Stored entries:
★ ★ ★ ★ ★
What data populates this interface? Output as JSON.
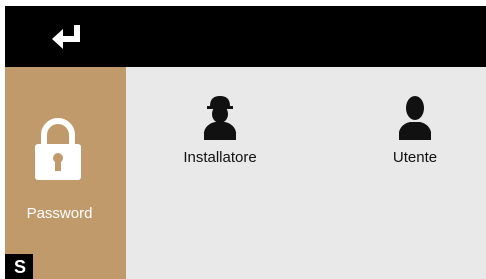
{
  "colors": {
    "topbar": "#000000",
    "sidebar": "#c19a6b",
    "content": "#e9e9e9"
  },
  "topbar": {
    "back_icon": "return-arrow-icon"
  },
  "sidebar": {
    "password_label": "Password",
    "icon": "padlock-icon"
  },
  "users": [
    {
      "label": "Installatore",
      "icon": "installer-person-icon"
    },
    {
      "label": "Utente",
      "icon": "user-person-icon"
    }
  ],
  "corner": {
    "glyph": "S"
  }
}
★ ★ ★ ★ ★
PROMPT
Leave the pictures out and write out every entry exactly as given.

WRITTEN SOLUTION
What data populates this interface? Output as JSON.
{
  "colors": {
    "topbar": "#000000",
    "sidebar": "#c19a6b",
    "content": "#e9e9e9"
  },
  "topbar": {
    "back_icon": "return-arrow-icon"
  },
  "sidebar": {
    "password_label": "Password",
    "icon": "padlock-icon"
  },
  "users": [
    {
      "label": "Installatore",
      "icon": "installer-person-icon"
    },
    {
      "label": "Utente",
      "icon": "user-person-icon"
    }
  ],
  "corner": {
    "glyph": "S"
  }
}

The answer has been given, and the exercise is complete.